Stored data

^^^^^^^^

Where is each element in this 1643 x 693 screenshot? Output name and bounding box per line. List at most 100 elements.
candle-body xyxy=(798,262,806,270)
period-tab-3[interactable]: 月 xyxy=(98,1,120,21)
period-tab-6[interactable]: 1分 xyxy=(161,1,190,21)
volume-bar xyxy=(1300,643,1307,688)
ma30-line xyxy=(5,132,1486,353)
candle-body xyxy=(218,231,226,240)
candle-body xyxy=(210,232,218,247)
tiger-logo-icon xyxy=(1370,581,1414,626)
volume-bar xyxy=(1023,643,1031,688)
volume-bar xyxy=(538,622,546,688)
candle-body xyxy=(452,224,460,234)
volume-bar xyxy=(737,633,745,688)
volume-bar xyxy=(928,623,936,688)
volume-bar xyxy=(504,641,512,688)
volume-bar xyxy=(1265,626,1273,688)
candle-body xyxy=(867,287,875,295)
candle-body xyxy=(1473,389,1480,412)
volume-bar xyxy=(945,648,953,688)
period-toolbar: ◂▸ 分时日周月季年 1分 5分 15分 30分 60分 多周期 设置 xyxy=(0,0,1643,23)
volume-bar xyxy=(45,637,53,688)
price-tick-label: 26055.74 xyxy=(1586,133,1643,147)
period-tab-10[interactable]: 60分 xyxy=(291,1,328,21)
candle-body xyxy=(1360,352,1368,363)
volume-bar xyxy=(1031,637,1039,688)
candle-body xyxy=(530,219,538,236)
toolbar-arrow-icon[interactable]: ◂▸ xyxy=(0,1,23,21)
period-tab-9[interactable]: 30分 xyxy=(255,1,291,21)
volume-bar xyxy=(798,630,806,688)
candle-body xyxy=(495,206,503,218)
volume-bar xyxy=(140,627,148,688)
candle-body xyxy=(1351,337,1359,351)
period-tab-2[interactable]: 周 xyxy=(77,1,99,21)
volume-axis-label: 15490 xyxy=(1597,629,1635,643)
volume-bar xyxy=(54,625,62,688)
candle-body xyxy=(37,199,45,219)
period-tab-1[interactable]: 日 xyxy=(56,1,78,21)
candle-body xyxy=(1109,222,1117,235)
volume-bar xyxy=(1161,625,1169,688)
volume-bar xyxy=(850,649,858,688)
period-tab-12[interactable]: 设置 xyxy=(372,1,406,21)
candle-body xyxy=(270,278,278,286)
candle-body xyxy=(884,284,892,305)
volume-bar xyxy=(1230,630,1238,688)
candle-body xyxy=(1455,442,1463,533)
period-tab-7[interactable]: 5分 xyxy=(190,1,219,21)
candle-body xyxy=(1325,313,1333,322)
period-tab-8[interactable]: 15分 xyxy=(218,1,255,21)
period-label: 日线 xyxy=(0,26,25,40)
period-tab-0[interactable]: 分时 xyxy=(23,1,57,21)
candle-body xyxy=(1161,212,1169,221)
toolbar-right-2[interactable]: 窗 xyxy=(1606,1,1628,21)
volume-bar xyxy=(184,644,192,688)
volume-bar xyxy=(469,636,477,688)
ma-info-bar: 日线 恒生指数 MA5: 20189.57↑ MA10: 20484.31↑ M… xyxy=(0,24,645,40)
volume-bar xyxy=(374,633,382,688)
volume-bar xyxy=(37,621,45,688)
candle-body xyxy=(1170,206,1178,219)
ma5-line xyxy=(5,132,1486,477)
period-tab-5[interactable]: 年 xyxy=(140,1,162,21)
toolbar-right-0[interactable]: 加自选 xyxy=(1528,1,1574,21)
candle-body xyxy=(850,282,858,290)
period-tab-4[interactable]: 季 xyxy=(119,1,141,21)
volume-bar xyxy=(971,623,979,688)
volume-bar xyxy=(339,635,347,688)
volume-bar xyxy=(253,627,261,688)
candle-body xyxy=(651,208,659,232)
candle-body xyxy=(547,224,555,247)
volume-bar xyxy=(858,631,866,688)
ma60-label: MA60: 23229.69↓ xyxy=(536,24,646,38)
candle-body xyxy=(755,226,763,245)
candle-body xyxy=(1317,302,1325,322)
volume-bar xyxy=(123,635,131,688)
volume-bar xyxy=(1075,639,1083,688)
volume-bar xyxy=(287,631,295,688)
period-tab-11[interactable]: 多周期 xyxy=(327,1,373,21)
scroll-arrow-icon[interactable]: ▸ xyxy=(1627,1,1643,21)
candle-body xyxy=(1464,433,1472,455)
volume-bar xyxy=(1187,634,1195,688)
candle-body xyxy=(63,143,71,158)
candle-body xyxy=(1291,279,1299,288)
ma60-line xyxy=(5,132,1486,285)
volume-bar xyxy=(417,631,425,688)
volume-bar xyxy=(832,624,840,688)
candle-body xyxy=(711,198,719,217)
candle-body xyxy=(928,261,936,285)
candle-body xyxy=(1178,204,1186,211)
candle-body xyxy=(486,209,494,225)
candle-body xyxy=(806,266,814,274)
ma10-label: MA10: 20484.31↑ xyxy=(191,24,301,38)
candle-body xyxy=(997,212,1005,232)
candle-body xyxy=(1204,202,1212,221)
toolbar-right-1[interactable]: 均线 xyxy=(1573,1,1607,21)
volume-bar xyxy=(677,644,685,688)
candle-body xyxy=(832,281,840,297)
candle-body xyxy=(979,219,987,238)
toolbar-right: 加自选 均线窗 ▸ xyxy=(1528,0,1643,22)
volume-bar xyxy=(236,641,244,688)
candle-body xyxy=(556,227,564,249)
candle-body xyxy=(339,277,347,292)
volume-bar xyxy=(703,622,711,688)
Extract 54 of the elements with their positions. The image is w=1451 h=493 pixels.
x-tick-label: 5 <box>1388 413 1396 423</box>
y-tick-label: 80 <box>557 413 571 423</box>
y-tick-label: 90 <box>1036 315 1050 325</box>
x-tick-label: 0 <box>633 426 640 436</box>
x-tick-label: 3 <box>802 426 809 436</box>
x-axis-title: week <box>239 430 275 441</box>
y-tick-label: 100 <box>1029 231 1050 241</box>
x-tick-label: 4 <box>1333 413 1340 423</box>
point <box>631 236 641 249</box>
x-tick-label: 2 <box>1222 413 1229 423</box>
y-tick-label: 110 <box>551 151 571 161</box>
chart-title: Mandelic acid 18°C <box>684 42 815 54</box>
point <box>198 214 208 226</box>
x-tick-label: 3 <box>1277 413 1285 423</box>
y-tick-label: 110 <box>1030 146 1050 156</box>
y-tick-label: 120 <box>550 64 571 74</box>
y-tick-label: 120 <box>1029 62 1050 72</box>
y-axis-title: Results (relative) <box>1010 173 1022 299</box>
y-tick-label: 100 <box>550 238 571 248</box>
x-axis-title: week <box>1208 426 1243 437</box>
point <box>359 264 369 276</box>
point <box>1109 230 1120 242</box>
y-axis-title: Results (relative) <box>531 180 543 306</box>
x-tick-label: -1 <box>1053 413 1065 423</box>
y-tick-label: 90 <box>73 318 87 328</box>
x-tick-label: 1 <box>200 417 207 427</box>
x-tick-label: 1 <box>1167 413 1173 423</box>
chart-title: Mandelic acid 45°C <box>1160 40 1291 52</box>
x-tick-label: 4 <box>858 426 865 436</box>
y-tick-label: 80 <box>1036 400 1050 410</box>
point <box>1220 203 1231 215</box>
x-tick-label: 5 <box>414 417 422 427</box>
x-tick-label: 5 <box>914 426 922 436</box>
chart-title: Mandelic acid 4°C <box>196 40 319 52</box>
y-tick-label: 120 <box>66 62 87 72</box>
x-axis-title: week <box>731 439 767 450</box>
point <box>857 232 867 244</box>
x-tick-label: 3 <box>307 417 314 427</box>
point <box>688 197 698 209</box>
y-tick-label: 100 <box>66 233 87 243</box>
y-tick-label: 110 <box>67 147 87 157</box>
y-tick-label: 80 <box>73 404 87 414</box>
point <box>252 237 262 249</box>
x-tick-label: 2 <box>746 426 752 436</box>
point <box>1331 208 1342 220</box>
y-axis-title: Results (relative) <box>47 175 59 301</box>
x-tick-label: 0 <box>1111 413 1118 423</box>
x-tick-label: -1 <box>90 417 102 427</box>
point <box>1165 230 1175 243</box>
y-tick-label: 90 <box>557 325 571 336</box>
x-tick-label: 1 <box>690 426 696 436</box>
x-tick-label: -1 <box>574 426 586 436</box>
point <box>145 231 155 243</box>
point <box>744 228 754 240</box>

^^^^^^^^

§ STATED GOAL:
Can you repeat the rows from the start of the records through the row containing "candle-body xyxy=(452,224,460,234)", switching "volume-bar" to "volume-column" and leaving everything else unchanged?

§ RESPONSE TO THE TASK:
Where is each element in this 1643 x 693 screenshot? Output name and bounding box per line. List at most 100 elements.
candle-body xyxy=(798,262,806,270)
period-tab-3[interactable]: 月 xyxy=(98,1,120,21)
period-tab-6[interactable]: 1分 xyxy=(161,1,190,21)
volume-column xyxy=(1300,643,1307,688)
ma30-line xyxy=(5,132,1486,353)
candle-body xyxy=(218,231,226,240)
candle-body xyxy=(210,232,218,247)
tiger-logo-icon xyxy=(1370,581,1414,626)
volume-column xyxy=(1023,643,1031,688)
volume-column xyxy=(538,622,546,688)
candle-body xyxy=(452,224,460,234)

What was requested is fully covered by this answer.